Text segment:
↓↓↓

PR17558 - Question about Uninitialized Variables

Thanks for looking into the PR, Michael.

Michael Bao wrote:

I'm looking at this bug report here:
http://llvm.org/bugs/show_bug.cgi?id=17558

[...]

I've narrowed down the issue ClassifyRefs::VisitCastExpr.

I don't know the internals of clang, but I don't think the cast is essential.
For example, here is a test case without casting:

#include <iostream>

int main()
{
    int x;
    bool b = (&x == 0);

    std::cout << x << std::endl; // Missing "uninitialized" warning
    std::cout << b << std::endl;
}

P.S.
Richard, I'd like to say thank you for fixing PR16054 (Missing
"uninitialized" warning). Spotting such uninitialized bugs without
running static analyzer is very helpful in a C primer course.

Regards,
Michel

Thanks for looking into the PR, Michael.

Michael Bao wrote:

I’m looking at this bug report here:
http://llvm.org/bugs/show_bug.cgi?id=17558
[…]
I’ve narrowed down the issue ClassifyRefs::VisitCastExpr.

↑↑↑

Problems to solve:
a: Answer these questions about the bug report thread, one answer per line:
(i) To which function did Michael Bao narrow down the issue?
(ii) In the test case without casting, what expression initializes the variable b?
(iii) Which PR does the postscript thank Richard for fixing?
b: List every statement inside the body of main in the test case from the bug report thread, leaving out the comment.
The lines after this note are separate material with no connection to the bug report thread.

Entries taken from a collection:
↓↓↓

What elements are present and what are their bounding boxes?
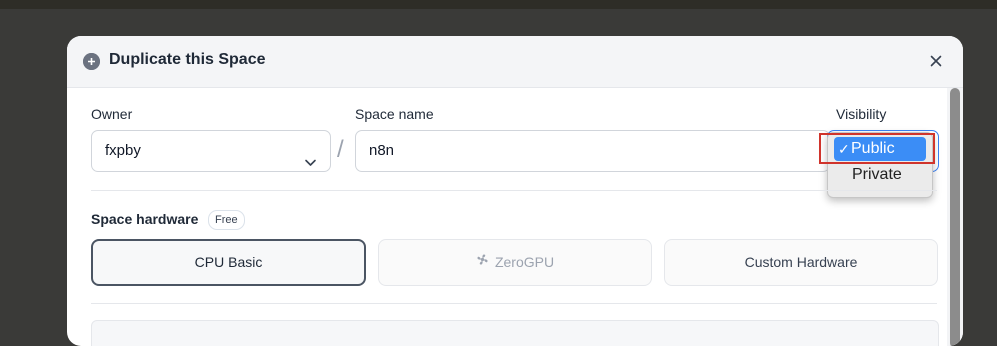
visibility-label: Visibility [836,106,887,122]
visibility-option-private[interactable]: Private [833,163,929,187]
hardware-title: Space hardware [91,211,199,227]
hardware-option-zerogpu[interactable]: ZeroGPU [378,239,652,286]
space-name-label: Space name [355,106,434,122]
owner-space-separator: / [337,136,344,163]
dialog-header: Duplicate this Space [67,36,963,88]
close-icon[interactable] [928,53,944,69]
duplicate-space-dialog: Duplicate this Space Owner fxpby / Space… [67,36,963,346]
free-badge: Free [208,210,245,230]
owner-select[interactable]: fxpby [91,130,331,172]
hardware-option-cpu-basic[interactable]: CPU Basic [91,239,366,286]
dialog-title: Duplicate this Space [109,51,266,68]
owner-label: Owner [91,106,133,122]
hardware-option-label: ZeroGPU [494,254,555,270]
top-bar [0,0,997,9]
hardware-option-label: CPU Basic [194,254,263,270]
hardware-option-custom[interactable]: Custom Hardware [664,239,938,286]
divider [91,303,937,304]
chevron-down-icon [304,145,317,185]
divider [91,190,937,191]
owner-value: fxpby [105,142,141,159]
space-name-value: n8n [369,142,395,159]
fan-icon [476,239,489,284]
hardware-details-panel [91,320,939,346]
selection-highlight [819,133,935,164]
hardware-option-label: Custom Hardware [744,254,858,270]
scrollbar-thumb[interactable] [950,88,960,346]
duplicate-icon [83,53,100,70]
option-label: Private [852,166,902,183]
space-name-input[interactable]: n8n [355,130,830,172]
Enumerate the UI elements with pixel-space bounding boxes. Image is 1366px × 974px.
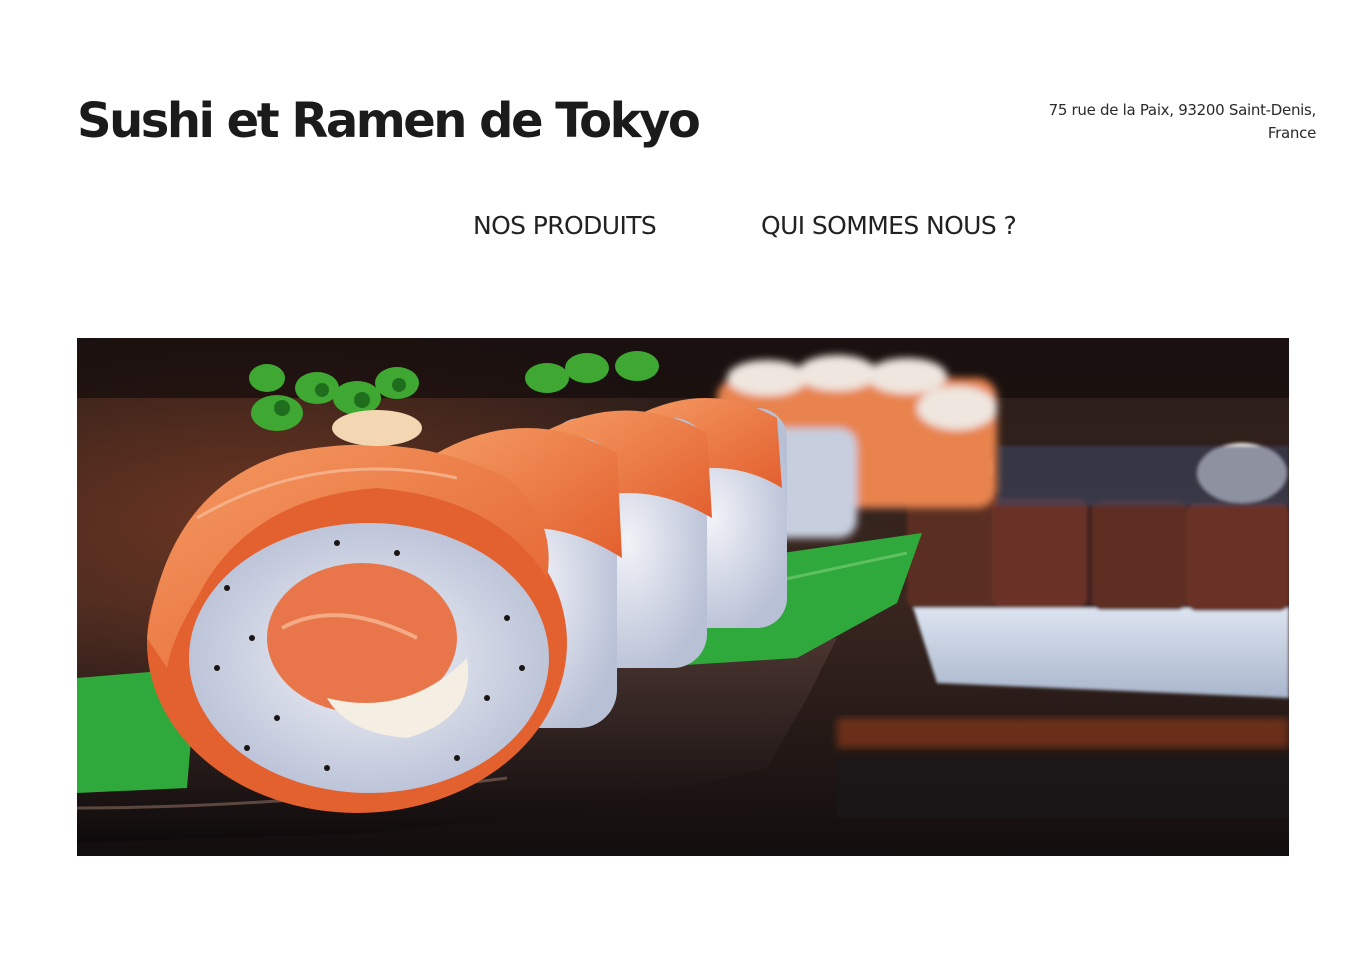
main-nav: NOS PRODUITS QUI SOMMES NOUS ? xyxy=(0,206,1366,246)
hero-image xyxy=(77,338,1289,856)
sushi-photo-illustration xyxy=(77,338,1289,856)
nav-link-about[interactable]: QUI SOMMES NOUS ? xyxy=(761,206,1017,246)
site-title[interactable]: Sushi et Ramen de Tokyo xyxy=(77,88,701,154)
address-line-country: France xyxy=(1267,124,1316,142)
address: 75 rue de la Paix, 93200 Saint-Denis, Fr… xyxy=(996,99,1317,145)
nav-link-products[interactable]: NOS PRODUITS xyxy=(473,206,657,246)
address-line-street: 75 rue de la Paix, 93200 Saint-Denis, xyxy=(1048,101,1317,119)
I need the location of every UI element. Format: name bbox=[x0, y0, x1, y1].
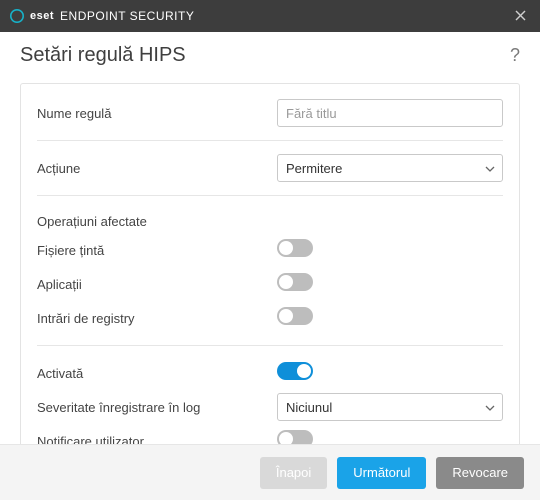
applications-label: Aplicații bbox=[37, 277, 277, 292]
titlebar: eset ENDPOINT SECURITY bbox=[0, 0, 540, 32]
enabled-toggle[interactable] bbox=[277, 362, 313, 380]
divider bbox=[37, 195, 503, 196]
log-severity-select[interactable]: Niciunul bbox=[277, 393, 503, 421]
action-select[interactable]: Permitere bbox=[277, 154, 503, 182]
target-files-label: Fișiere țintă bbox=[37, 243, 277, 258]
applications-toggle[interactable] bbox=[277, 273, 313, 291]
registry-entries-toggle[interactable] bbox=[277, 307, 313, 325]
settings-panel: Nume regulă Acțiune Permitere Operați bbox=[20, 83, 520, 477]
eset-logo-icon bbox=[10, 9, 24, 23]
page-title: Setări regulă HIPS bbox=[20, 44, 186, 67]
action-label: Acțiune bbox=[37, 161, 277, 176]
divider bbox=[37, 140, 503, 141]
enabled-label: Activată bbox=[37, 366, 277, 381]
product-name: ENDPOINT SECURITY bbox=[60, 9, 194, 23]
affected-operations-label: Operațiuni afectate bbox=[37, 206, 503, 233]
log-severity-value: Niciunul bbox=[286, 400, 332, 415]
footer: Înapoi Următorul Revocare bbox=[0, 444, 540, 500]
brand: eset ENDPOINT SECURITY bbox=[10, 9, 194, 23]
back-button: Înapoi bbox=[260, 457, 327, 489]
brand-prefix: eset bbox=[30, 10, 54, 22]
cancel-button[interactable]: Revocare bbox=[436, 457, 524, 489]
registry-entries-label: Intrări de registry bbox=[37, 311, 277, 326]
target-files-toggle[interactable] bbox=[277, 239, 313, 257]
next-button[interactable]: Următorul bbox=[337, 457, 426, 489]
close-icon[interactable] bbox=[510, 9, 530, 24]
action-value: Permitere bbox=[286, 161, 342, 176]
log-severity-label: Severitate înregistrare în log bbox=[37, 400, 277, 415]
rule-name-label: Nume regulă bbox=[37, 106, 277, 121]
rule-name-input[interactable] bbox=[277, 99, 503, 127]
help-icon[interactable]: ? bbox=[510, 45, 520, 66]
divider bbox=[37, 345, 503, 346]
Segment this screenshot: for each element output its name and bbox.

↑↑↑

Response list:
a:
(i) ClassifyRefs::VisitCastExpr
(ii) (&x == 0)
(iii) PR16054

b:
int x;
bool b = (&x == 0);
std::cout << x << std::endl;
std::cout << b << std::endl;